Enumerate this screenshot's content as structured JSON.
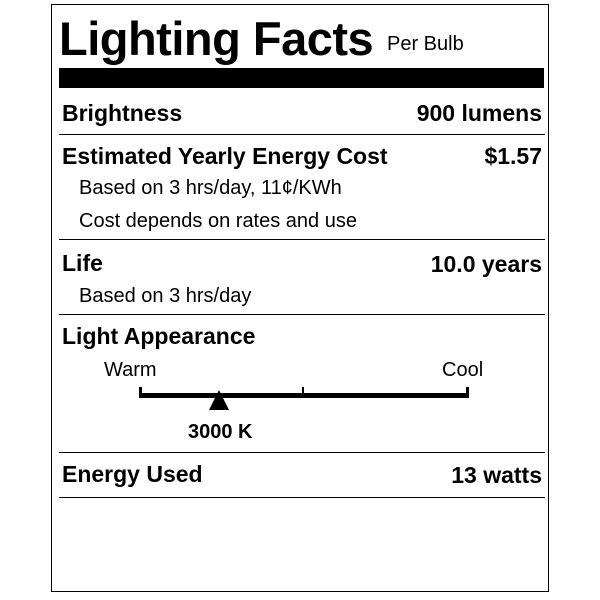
{
  "label": {
    "title": "Lighting Facts",
    "subtitle": "Per Bulb",
    "brightness": {
      "label": "Brightness",
      "value": "900 lumens"
    },
    "energy_cost": {
      "label": "Estimated Yearly Energy Cost",
      "value": "$1.57",
      "note1": "Based on 3 hrs/day, 11¢/KWh",
      "note2": "Cost depends on rates and use"
    },
    "life": {
      "label": "Life",
      "value": "10.0 years",
      "note": "Based on 3 hrs/day"
    },
    "light_appearance": {
      "label": "Light Appearance",
      "warm_label": "Warm",
      "cool_label": "Cool",
      "value": "3000 K",
      "marker_fraction": 0.24
    },
    "energy_used": {
      "label": "Energy Used",
      "value": "13 watts"
    }
  }
}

» **What needs to be done**
Skip the pictures and print each record exactly as it stands.

» **Response to the task**
Enumerate this screenshot's content as structured JSON.
{
  "label": {
    "title": "Lighting Facts",
    "subtitle": "Per Bulb",
    "brightness": {
      "label": "Brightness",
      "value": "900 lumens"
    },
    "energy_cost": {
      "label": "Estimated Yearly Energy Cost",
      "value": "$1.57",
      "note1": "Based on 3 hrs/day, 11¢/KWh",
      "note2": "Cost depends on rates and use"
    },
    "life": {
      "label": "Life",
      "value": "10.0 years",
      "note": "Based on 3 hrs/day"
    },
    "light_appearance": {
      "label": "Light Appearance",
      "warm_label": "Warm",
      "cool_label": "Cool",
      "value": "3000 K",
      "marker_fraction": 0.24
    },
    "energy_used": {
      "label": "Energy Used",
      "value": "13 watts"
    }
  }
}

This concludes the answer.